● EXERCISE OBJECTIVE
Repeat every entry word for word, skipping the pictures.

● Source data

····················

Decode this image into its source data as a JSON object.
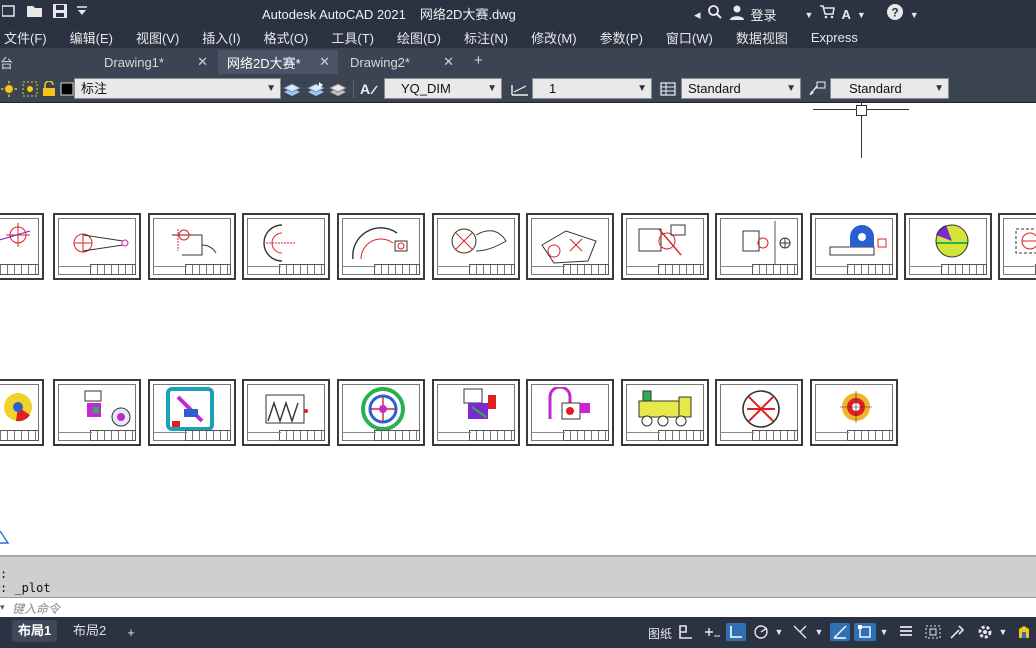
{
  "app": {
    "title": "Autodesk AutoCAD 2021",
    "document": "网络2D大赛.dwg",
    "login_label": "登录"
  },
  "menu": [
    "文件(F)",
    "编辑(E)",
    "视图(V)",
    "插入(I)",
    "格式(O)",
    "工具(T)",
    "绘图(D)",
    "标注(N)",
    "修改(M)",
    "参数(P)",
    "窗口(W)",
    "数据视图",
    "Express"
  ],
  "tabs": [
    {
      "label": "台",
      "active": false
    },
    {
      "label": "Drawing1*",
      "active": false
    },
    {
      "label": "网络2D大赛*",
      "active": true
    },
    {
      "label": "Drawing2*",
      "active": false
    }
  ],
  "toolbar": {
    "layer_value": "标注",
    "dimstyle_value": "YQ_DIM",
    "scale_value": "1",
    "tablestyle_value": "Standard",
    "mleaderstyle_value": "Standard"
  },
  "command_history": [
    ":",
    ": _plot"
  ],
  "command_placeholder": "键入命令",
  "layout_tabs": [
    {
      "label": "布局1",
      "active": true
    },
    {
      "label": "布局2",
      "active": false
    }
  ],
  "status": {
    "paper_label": "图纸"
  },
  "colors": {
    "titlebar": "#2b3242",
    "toolbar": "#3b4453",
    "accent": "#2f6fb4"
  }
}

····················

● RESULT
Decode this image into its source data as a JSON object.
{
  "app": {
    "title": "Autodesk AutoCAD 2021",
    "document": "网络2D大赛.dwg",
    "login_label": "登录"
  },
  "menu": [
    "文件(F)",
    "编辑(E)",
    "视图(V)",
    "插入(I)",
    "格式(O)",
    "工具(T)",
    "绘图(D)",
    "标注(N)",
    "修改(M)",
    "参数(P)",
    "窗口(W)",
    "数据视图",
    "Express"
  ],
  "tabs": [
    {
      "label": "台",
      "active": false
    },
    {
      "label": "Drawing1*",
      "active": false
    },
    {
      "label": "网络2D大赛*",
      "active": true
    },
    {
      "label": "Drawing2*",
      "active": false
    }
  ],
  "toolbar": {
    "layer_value": "标注",
    "dimstyle_value": "YQ_DIM",
    "scale_value": "1",
    "tablestyle_value": "Standard",
    "mleaderstyle_value": "Standard"
  },
  "command_history": [
    ":",
    ": _plot"
  ],
  "command_placeholder": "键入命令",
  "layout_tabs": [
    {
      "label": "布局1",
      "active": true
    },
    {
      "label": "布局2",
      "active": false
    }
  ],
  "status": {
    "paper_label": "图纸"
  },
  "colors": {
    "titlebar": "#2b3242",
    "toolbar": "#3b4453",
    "accent": "#2f6fb4"
  }
}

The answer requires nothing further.